▶ [What you have to do]
Reproduce the entries word for word, and omit any picture you find in them.
· · · ·
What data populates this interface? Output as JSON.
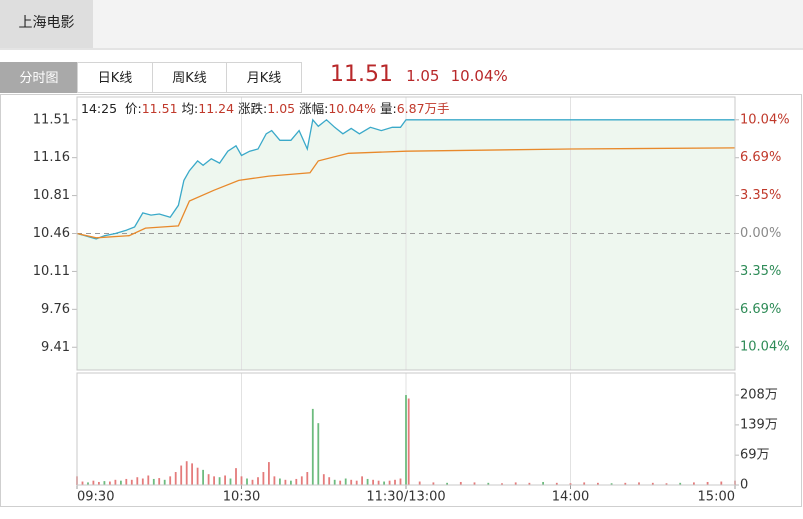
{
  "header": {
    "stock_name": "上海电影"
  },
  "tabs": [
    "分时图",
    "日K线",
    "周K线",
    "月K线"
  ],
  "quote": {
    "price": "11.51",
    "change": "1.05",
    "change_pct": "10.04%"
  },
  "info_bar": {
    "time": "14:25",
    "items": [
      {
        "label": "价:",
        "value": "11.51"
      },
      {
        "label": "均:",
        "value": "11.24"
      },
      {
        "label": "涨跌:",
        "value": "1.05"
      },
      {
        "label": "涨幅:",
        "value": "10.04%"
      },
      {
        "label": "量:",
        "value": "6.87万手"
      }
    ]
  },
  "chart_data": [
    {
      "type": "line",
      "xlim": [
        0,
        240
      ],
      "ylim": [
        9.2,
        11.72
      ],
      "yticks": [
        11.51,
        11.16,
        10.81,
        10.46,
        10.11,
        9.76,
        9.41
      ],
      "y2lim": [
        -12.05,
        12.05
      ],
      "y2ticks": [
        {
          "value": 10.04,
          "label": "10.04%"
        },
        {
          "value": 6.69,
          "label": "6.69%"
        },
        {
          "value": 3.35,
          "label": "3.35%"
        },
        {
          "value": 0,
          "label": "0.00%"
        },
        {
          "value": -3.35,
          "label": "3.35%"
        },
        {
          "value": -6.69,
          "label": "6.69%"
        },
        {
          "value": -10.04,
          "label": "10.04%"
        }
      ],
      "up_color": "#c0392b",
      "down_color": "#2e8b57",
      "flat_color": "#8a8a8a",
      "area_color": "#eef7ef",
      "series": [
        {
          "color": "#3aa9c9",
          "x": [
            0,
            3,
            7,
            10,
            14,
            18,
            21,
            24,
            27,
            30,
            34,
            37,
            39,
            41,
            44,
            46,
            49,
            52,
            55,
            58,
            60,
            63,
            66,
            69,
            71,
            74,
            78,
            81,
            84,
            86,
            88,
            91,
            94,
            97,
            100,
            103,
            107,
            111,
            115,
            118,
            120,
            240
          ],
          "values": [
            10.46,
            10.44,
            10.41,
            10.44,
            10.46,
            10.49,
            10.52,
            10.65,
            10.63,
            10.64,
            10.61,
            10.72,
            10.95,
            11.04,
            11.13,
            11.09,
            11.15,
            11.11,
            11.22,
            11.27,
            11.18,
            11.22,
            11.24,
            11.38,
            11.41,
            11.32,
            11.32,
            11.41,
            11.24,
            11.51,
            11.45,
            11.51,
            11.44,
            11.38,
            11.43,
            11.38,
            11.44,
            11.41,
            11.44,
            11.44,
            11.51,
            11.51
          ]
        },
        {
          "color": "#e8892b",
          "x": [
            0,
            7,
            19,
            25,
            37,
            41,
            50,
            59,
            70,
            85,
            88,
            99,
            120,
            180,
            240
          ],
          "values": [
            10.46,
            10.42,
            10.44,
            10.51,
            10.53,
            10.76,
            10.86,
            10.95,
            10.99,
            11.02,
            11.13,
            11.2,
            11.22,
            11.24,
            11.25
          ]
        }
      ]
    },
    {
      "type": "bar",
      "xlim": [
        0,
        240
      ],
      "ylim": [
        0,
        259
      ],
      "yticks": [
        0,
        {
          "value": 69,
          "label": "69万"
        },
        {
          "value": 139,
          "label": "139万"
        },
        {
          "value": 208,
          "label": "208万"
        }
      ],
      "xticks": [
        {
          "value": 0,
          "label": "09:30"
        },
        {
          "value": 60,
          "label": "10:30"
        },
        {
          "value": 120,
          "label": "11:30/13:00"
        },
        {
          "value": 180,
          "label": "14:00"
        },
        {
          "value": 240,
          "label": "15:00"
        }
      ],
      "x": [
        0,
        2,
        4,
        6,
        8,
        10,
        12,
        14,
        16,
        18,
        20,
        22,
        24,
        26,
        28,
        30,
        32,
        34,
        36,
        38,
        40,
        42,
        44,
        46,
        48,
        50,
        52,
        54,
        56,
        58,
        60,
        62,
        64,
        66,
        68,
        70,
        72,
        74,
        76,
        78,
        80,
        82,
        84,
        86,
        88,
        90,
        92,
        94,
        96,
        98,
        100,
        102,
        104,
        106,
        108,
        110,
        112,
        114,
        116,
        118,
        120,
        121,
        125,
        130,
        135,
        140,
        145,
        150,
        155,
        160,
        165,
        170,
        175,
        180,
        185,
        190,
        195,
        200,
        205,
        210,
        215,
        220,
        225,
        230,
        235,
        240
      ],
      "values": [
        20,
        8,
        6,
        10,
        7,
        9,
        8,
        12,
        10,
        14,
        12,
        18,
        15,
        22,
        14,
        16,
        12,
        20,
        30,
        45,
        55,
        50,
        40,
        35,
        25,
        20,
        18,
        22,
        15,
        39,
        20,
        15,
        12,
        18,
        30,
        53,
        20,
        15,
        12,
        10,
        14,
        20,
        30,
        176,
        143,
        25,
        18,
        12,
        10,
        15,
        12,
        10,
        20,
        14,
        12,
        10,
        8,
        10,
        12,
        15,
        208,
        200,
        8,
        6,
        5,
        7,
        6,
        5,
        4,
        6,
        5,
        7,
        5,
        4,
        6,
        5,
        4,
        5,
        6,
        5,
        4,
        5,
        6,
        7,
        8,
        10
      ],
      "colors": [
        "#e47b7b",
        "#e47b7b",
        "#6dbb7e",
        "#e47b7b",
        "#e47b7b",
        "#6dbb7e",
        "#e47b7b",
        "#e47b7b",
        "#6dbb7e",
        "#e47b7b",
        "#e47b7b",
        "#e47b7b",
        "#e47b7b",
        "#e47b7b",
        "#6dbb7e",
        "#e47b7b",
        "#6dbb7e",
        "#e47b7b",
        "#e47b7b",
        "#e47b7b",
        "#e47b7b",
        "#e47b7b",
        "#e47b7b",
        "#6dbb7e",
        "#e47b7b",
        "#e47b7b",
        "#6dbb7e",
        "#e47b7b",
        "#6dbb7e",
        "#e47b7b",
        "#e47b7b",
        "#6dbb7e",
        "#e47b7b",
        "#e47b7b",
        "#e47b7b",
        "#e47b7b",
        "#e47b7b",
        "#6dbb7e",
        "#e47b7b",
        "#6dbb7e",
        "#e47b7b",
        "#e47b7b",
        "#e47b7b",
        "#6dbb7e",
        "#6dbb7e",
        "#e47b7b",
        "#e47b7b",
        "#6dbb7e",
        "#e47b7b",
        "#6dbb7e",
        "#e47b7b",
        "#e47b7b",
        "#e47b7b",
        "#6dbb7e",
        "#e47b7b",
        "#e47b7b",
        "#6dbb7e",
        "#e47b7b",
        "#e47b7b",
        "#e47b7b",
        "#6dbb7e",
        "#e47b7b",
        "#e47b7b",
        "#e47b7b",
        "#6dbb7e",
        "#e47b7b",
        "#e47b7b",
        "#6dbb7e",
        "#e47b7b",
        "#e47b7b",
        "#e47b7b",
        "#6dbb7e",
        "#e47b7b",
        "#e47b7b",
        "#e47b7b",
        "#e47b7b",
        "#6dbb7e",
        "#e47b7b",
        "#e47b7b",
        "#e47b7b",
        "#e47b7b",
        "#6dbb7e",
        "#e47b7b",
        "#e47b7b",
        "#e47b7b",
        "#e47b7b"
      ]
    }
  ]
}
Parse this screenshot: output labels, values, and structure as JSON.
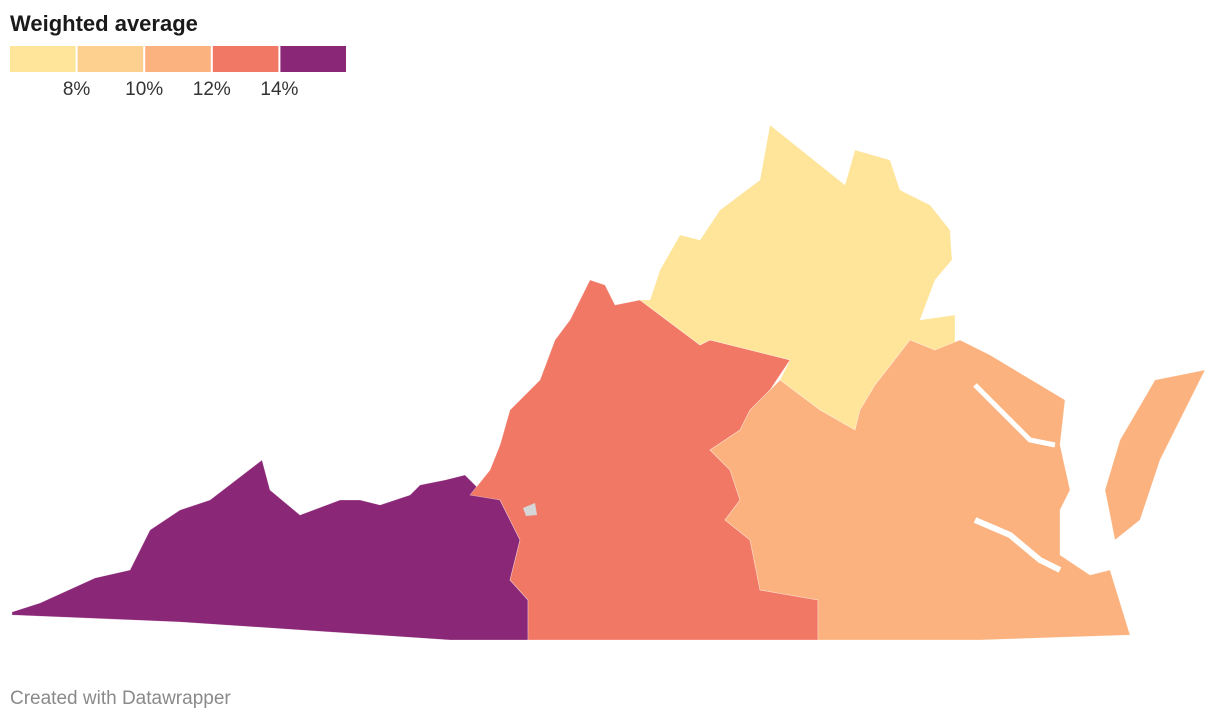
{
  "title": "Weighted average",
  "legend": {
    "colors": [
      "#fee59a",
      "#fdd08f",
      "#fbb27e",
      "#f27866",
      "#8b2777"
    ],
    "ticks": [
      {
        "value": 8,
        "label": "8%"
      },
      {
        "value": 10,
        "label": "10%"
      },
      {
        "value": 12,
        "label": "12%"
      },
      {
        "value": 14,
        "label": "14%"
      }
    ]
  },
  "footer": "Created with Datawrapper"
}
· · · ·
▶ [Answer]
What data populates this interface? Output as JSON.
{
  "header": {
    "stock_name": "上海电影"
  },
  "tabs": [
    "分时图",
    "日K线",
    "周K线",
    "月K线"
  ],
  "quote": {
    "price": "11.51",
    "change": "1.05",
    "change_pct": "10.04%"
  },
  "info_bar": {
    "time": "14:25",
    "items": [
      {
        "label": "价:",
        "value": "11.51"
      },
      {
        "label": "均:",
        "value": "11.24"
      },
      {
        "label": "涨跌:",
        "value": "1.05"
      },
      {
        "label": "涨幅:",
        "value": "10.04%"
      },
      {
        "label": "量:",
        "value": "6.87万手"
      }
    ]
  },
  "chart_data": [
    {
      "type": "line",
      "xlim": [
        0,
        240
      ],
      "ylim": [
        9.2,
        11.72
      ],
      "yticks": [
        11.51,
        11.16,
        10.81,
        10.46,
        10.11,
        9.76,
        9.41
      ],
      "y2lim": [
        -12.05,
        12.05
      ],
      "y2ticks": [
        {
          "value": 10.04,
          "label": "10.04%"
        },
        {
          "value": 6.69,
          "label": "6.69%"
        },
        {
          "value": 3.35,
          "label": "3.35%"
        },
        {
          "value": 0,
          "label": "0.00%"
        },
        {
          "value": -3.35,
          "label": "3.35%"
        },
        {
          "value": -6.69,
          "label": "6.69%"
        },
        {
          "value": -10.04,
          "label": "10.04%"
        }
      ],
      "up_color": "#c0392b",
      "down_color": "#2e8b57",
      "flat_color": "#8a8a8a",
      "area_color": "#eef7ef",
      "series": [
        {
          "color": "#3aa9c9",
          "x": [
            0,
            3,
            7,
            10,
            14,
            18,
            21,
            24,
            27,
            30,
            34,
            37,
            39,
            41,
            44,
            46,
            49,
            52,
            55,
            58,
            60,
            63,
            66,
            69,
            71,
            74,
            78,
            81,
            84,
            86,
            88,
            91,
            94,
            97,
            100,
            103,
            107,
            111,
            115,
            118,
            120,
            240
          ],
          "values": [
            10.46,
            10.44,
            10.41,
            10.44,
            10.46,
            10.49,
            10.52,
            10.65,
            10.63,
            10.64,
            10.61,
            10.72,
            10.95,
            11.04,
            11.13,
            11.09,
            11.15,
            11.11,
            11.22,
            11.27,
            11.18,
            11.22,
            11.24,
            11.38,
            11.41,
            11.32,
            11.32,
            11.41,
            11.24,
            11.51,
            11.45,
            11.51,
            11.44,
            11.38,
            11.43,
            11.38,
            11.44,
            11.41,
            11.44,
            11.44,
            11.51,
            11.51
          ]
        },
        {
          "color": "#e8892b",
          "x": [
            0,
            7,
            19,
            25,
            37,
            41,
            50,
            59,
            70,
            85,
            88,
            99,
            120,
            180,
            240
          ],
          "values": [
            10.46,
            10.42,
            10.44,
            10.51,
            10.53,
            10.76,
            10.86,
            10.95,
            10.99,
            11.02,
            11.13,
            11.2,
            11.22,
            11.24,
            11.25
          ]
        }
      ]
    },
    {
      "type": "bar",
      "xlim": [
        0,
        240
      ],
      "ylim": [
        0,
        259
      ],
      "yticks": [
        0,
        {
          "value": 69,
          "label": "69万"
        },
        {
          "value": 139,
          "label": "139万"
        },
        {
          "value": 208,
          "label": "208万"
        }
      ],
      "xticks": [
        {
          "value": 0,
          "label": "09:30"
        },
        {
          "value": 60,
          "label": "10:30"
        },
        {
          "value": 120,
          "label": "11:30/13:00"
        },
        {
          "value": 180,
          "label": "14:00"
        },
        {
          "value": 240,
          "label": "15:00"
        }
      ],
      "x": [
        0,
        2,
        4,
        6,
        8,
        10,
        12,
        14,
        16,
        18,
        20,
        22,
        24,
        26,
        28,
        30,
        32,
        34,
        36,
        38,
        40,
        42,
        44,
        46,
        48,
        50,
        52,
        54,
        56,
        58,
        60,
        62,
        64,
        66,
        68,
        70,
        72,
        74,
        76,
        78,
        80,
        82,
        84,
        86,
        88,
        90,
        92,
        94,
        96,
        98,
        100,
        102,
        104,
        106,
        108,
        110,
        112,
        114,
        116,
        118,
        120,
        121,
        125,
        130,
        135,
        140,
        145,
        150,
        155,
        160,
        165,
        170,
        175,
        180,
        185,
        190,
        195,
        200,
        205,
        210,
        215,
        220,
        225,
        230,
        235,
        240
      ],
      "values": [
        20,
        8,
        6,
        10,
        7,
        9,
        8,
        12,
        10,
        14,
        12,
        18,
        15,
        22,
        14,
        16,
        12,
        20,
        30,
        45,
        55,
        50,
        40,
        35,
        25,
        20,
        18,
        22,
        15,
        39,
        20,
        15,
        12,
        18,
        30,
        53,
        20,
        15,
        12,
        10,
        14,
        20,
        30,
        176,
        143,
        25,
        18,
        12,
        10,
        15,
        12,
        10,
        20,
        14,
        12,
        10,
        8,
        10,
        12,
        15,
        208,
        200,
        8,
        6,
        5,
        7,
        6,
        5,
        4,
        6,
        5,
        7,
        5,
        4,
        6,
        5,
        4,
        5,
        6,
        5,
        4,
        5,
        6,
        7,
        8,
        10
      ],
      "colors": [
        "#e47b7b",
        "#e47b7b",
        "#6dbb7e",
        "#e47b7b",
        "#e47b7b",
        "#6dbb7e",
        "#e47b7b",
        "#e47b7b",
        "#6dbb7e",
        "#e47b7b",
        "#e47b7b",
        "#e47b7b",
        "#e47b7b",
        "#e47b7b",
        "#6dbb7e",
        "#e47b7b",
        "#6dbb7e",
        "#e47b7b",
        "#e47b7b",
        "#e47b7b",
        "#e47b7b",
        "#e47b7b",
        "#e47b7b",
        "#6dbb7e",
        "#e47b7b",
        "#e47b7b",
        "#6dbb7e",
        "#e47b7b",
        "#6dbb7e",
        "#e47b7b",
        "#e47b7b",
        "#6dbb7e",
        "#e47b7b",
        "#e47b7b",
        "#e47b7b",
        "#e47b7b",
        "#e47b7b",
        "#6dbb7e",
        "#e47b7b",
        "#6dbb7e",
        "#e47b7b",
        "#e47b7b",
        "#e47b7b",
        "#6dbb7e",
        "#6dbb7e",
        "#e47b7b",
        "#e47b7b",
        "#6dbb7e",
        "#e47b7b",
        "#6dbb7e",
        "#e47b7b",
        "#e47b7b",
        "#e47b7b",
        "#6dbb7e",
        "#e47b7b",
        "#e47b7b",
        "#6dbb7e",
        "#e47b7b",
        "#e47b7b",
        "#e47b7b",
        "#6dbb7e",
        "#e47b7b",
        "#e47b7b",
        "#e47b7b",
        "#6dbb7e",
        "#e47b7b",
        "#e47b7b",
        "#6dbb7e",
        "#e47b7b",
        "#e47b7b",
        "#e47b7b",
        "#6dbb7e",
        "#e47b7b",
        "#e47b7b",
        "#e47b7b",
        "#e47b7b",
        "#6dbb7e",
        "#e47b7b",
        "#e47b7b",
        "#e47b7b",
        "#e47b7b",
        "#6dbb7e",
        "#e47b7b",
        "#e47b7b",
        "#e47b7b",
        "#e47b7b"
      ]
    }
  ]
}
Parse this screenshot: output labels, values, and structure as JSON.
{
  "title": "Weighted average",
  "legend": {
    "colors": [
      "#fee59a",
      "#fdd08f",
      "#fbb27e",
      "#f27866",
      "#8b2777"
    ],
    "ticks": [
      {
        "value": 8,
        "label": "8%"
      },
      {
        "value": 10,
        "label": "10%"
      },
      {
        "value": 12,
        "label": "12%"
      },
      {
        "value": 14,
        "label": "14%"
      }
    ]
  },
  "footer": "Created with Datawrapper"
}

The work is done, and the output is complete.